- [TASK INSTRUCTIONS]:
Count lines, not occurrences: give the number of lines holding the word "Static", and nothing besides.

# SUPPLIED DATA start

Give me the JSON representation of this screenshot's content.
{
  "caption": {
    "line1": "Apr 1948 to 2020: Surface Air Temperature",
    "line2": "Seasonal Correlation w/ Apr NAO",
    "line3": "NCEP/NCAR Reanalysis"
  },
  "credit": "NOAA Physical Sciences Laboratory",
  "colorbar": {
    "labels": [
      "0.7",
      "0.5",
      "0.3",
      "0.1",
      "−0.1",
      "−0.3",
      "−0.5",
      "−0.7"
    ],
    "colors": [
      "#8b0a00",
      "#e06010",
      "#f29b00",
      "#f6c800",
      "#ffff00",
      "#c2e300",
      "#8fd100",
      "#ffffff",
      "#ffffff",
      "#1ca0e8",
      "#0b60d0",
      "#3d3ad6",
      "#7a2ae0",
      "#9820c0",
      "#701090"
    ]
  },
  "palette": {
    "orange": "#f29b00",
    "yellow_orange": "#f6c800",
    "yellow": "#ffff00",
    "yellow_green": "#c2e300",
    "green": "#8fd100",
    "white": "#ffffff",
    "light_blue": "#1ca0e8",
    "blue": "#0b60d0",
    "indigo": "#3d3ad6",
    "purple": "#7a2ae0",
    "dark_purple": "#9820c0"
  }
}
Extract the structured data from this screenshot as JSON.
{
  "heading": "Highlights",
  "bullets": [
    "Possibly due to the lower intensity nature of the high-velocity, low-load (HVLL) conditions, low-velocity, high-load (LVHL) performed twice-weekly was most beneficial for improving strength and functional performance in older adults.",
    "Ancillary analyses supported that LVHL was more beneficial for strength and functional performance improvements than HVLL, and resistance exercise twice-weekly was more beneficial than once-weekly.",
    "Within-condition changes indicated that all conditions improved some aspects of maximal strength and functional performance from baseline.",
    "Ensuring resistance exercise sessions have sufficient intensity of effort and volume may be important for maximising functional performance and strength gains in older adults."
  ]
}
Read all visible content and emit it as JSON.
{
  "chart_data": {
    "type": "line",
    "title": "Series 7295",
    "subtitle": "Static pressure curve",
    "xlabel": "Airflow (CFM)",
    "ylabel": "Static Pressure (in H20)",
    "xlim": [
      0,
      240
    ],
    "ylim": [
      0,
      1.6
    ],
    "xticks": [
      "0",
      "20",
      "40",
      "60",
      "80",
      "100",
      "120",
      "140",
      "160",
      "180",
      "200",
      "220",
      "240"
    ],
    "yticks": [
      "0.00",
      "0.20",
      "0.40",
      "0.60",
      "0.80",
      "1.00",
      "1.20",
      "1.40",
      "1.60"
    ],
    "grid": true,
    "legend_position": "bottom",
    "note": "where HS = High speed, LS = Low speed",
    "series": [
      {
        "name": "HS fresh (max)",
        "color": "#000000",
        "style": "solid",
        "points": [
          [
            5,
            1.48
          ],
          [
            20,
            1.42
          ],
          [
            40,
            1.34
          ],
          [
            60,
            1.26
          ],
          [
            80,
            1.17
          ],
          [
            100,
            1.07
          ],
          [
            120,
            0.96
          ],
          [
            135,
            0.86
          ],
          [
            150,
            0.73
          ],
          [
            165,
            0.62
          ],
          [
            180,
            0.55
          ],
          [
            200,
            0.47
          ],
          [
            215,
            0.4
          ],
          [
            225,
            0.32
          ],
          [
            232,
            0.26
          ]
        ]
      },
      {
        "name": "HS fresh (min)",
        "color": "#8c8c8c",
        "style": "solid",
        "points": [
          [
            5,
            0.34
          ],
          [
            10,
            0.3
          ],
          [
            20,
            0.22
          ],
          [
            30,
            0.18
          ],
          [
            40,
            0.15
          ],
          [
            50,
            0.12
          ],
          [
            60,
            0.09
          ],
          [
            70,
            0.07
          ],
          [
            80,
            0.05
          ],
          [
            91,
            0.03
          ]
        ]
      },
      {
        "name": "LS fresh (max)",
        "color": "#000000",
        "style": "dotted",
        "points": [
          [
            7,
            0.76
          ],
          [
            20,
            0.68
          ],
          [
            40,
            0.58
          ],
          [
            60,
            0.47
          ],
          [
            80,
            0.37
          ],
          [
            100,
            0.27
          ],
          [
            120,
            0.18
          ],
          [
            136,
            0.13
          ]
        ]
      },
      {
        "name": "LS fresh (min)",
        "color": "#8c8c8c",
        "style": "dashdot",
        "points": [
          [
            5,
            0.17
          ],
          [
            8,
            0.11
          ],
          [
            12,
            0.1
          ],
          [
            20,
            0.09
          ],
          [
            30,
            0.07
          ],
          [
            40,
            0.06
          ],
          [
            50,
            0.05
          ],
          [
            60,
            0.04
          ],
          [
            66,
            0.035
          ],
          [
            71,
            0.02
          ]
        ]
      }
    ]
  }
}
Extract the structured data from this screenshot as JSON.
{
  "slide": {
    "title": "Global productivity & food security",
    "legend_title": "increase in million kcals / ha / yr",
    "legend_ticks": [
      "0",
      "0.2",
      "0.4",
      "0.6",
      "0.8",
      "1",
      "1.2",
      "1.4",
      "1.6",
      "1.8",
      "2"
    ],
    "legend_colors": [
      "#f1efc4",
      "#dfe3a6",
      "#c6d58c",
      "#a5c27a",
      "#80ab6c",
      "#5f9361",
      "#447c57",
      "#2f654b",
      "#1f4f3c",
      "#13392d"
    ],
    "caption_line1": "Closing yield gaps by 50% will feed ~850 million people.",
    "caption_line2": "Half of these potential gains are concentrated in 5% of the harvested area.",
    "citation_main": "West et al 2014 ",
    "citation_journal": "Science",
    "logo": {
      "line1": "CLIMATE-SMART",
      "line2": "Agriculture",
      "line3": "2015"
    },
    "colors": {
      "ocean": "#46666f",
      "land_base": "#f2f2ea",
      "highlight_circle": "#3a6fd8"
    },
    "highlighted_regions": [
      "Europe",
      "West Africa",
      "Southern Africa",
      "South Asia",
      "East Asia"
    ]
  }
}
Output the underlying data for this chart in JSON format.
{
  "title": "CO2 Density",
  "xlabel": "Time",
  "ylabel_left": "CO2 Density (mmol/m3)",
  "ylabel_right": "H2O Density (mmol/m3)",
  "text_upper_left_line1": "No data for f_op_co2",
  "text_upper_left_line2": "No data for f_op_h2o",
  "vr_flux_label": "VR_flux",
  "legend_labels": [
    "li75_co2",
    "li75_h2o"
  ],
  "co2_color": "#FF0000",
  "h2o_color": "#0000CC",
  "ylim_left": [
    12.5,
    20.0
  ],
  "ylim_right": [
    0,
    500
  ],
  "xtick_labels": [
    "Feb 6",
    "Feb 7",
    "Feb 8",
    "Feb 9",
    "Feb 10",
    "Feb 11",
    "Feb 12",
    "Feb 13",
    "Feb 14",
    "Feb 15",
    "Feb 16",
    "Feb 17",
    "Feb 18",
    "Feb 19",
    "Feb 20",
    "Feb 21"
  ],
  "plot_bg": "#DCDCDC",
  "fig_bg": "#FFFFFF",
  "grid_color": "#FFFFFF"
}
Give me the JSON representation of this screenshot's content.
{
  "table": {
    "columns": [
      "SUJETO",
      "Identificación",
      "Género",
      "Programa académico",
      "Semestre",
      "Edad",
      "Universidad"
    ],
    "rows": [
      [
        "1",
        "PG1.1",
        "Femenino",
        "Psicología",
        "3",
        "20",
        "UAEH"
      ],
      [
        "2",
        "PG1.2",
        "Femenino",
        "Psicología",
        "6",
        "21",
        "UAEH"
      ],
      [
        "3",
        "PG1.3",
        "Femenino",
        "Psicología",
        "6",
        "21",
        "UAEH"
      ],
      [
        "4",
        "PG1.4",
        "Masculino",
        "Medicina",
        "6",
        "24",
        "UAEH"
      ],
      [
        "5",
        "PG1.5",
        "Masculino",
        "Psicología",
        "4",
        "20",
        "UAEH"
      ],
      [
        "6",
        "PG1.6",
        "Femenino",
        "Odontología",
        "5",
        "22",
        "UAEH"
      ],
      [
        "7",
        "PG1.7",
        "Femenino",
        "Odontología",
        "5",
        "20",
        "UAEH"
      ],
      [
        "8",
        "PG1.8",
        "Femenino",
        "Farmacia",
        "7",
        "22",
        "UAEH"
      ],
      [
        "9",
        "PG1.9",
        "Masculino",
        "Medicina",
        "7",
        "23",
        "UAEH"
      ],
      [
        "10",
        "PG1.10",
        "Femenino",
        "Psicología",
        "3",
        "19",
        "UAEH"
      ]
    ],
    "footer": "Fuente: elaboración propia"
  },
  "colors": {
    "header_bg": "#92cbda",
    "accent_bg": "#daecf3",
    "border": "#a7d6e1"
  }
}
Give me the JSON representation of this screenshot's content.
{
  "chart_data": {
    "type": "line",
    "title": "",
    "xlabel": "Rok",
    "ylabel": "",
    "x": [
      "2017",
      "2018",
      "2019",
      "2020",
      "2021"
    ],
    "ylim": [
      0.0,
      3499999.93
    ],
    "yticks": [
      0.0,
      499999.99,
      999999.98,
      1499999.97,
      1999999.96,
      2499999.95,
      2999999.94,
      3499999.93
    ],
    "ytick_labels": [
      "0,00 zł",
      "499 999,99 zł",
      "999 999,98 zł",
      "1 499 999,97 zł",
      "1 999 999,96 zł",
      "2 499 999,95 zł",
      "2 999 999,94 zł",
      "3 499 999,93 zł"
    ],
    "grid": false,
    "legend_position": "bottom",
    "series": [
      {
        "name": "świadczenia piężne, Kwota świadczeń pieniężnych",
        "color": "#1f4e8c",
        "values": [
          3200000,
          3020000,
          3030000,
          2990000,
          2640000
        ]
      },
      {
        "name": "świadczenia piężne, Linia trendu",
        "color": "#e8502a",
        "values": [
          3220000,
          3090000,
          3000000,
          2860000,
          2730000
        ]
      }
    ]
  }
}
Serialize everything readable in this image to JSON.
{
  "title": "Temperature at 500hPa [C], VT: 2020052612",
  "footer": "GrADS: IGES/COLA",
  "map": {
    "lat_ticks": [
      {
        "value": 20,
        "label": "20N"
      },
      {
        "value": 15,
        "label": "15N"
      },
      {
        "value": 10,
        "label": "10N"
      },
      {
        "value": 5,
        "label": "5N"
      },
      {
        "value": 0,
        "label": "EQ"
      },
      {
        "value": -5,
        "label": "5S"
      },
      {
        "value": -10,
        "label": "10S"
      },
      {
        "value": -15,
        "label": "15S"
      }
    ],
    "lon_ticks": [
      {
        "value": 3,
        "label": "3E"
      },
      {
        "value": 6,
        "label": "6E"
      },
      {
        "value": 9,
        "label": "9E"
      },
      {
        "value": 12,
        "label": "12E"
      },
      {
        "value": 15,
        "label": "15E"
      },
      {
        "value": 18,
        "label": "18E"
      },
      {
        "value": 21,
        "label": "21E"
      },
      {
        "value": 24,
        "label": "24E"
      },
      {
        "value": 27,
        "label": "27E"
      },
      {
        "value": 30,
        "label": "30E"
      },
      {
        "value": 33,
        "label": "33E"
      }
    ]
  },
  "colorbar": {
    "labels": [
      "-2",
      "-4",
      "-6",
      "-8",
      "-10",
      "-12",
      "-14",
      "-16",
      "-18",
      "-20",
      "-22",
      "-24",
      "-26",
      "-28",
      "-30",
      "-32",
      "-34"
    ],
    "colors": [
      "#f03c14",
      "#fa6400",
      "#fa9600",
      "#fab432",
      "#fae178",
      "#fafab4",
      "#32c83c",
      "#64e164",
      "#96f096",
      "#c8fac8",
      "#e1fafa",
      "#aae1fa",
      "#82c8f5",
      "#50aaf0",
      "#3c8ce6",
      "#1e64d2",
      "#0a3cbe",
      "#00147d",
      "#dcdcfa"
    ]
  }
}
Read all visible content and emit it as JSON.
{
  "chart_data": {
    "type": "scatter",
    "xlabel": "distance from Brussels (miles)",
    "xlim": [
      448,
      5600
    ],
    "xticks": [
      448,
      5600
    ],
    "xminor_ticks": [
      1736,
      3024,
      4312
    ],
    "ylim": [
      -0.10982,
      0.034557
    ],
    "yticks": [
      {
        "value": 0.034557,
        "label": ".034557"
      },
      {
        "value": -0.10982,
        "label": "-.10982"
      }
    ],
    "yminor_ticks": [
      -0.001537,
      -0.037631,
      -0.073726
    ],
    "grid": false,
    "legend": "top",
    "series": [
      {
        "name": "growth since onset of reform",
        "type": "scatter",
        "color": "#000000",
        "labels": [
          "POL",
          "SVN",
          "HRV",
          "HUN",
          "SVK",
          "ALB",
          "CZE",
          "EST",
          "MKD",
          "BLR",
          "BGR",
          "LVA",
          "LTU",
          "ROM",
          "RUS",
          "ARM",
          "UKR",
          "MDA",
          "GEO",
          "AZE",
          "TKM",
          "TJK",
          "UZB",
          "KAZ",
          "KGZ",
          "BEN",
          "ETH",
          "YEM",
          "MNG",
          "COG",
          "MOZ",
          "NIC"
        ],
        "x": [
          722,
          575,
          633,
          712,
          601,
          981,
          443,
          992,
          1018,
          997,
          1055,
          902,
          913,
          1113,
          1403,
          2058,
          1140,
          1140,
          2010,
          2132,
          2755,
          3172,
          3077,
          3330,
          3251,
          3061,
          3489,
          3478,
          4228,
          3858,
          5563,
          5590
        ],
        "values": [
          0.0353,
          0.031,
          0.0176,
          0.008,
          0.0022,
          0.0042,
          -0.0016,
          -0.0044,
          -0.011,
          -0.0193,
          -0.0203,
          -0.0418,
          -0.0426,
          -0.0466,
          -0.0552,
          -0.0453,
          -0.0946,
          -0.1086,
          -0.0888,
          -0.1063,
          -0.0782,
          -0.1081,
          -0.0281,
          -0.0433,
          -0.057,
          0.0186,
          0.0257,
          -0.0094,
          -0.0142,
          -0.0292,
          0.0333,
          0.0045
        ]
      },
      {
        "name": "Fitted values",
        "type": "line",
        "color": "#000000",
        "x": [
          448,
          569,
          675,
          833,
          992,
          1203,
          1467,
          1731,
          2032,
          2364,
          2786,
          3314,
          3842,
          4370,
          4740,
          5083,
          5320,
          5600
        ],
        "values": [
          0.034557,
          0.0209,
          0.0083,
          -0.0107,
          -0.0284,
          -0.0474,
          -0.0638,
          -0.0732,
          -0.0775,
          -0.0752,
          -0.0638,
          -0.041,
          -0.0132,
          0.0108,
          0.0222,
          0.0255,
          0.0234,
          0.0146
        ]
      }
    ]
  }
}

# SUPPLIED DATA end

- [RESPONSE]:
2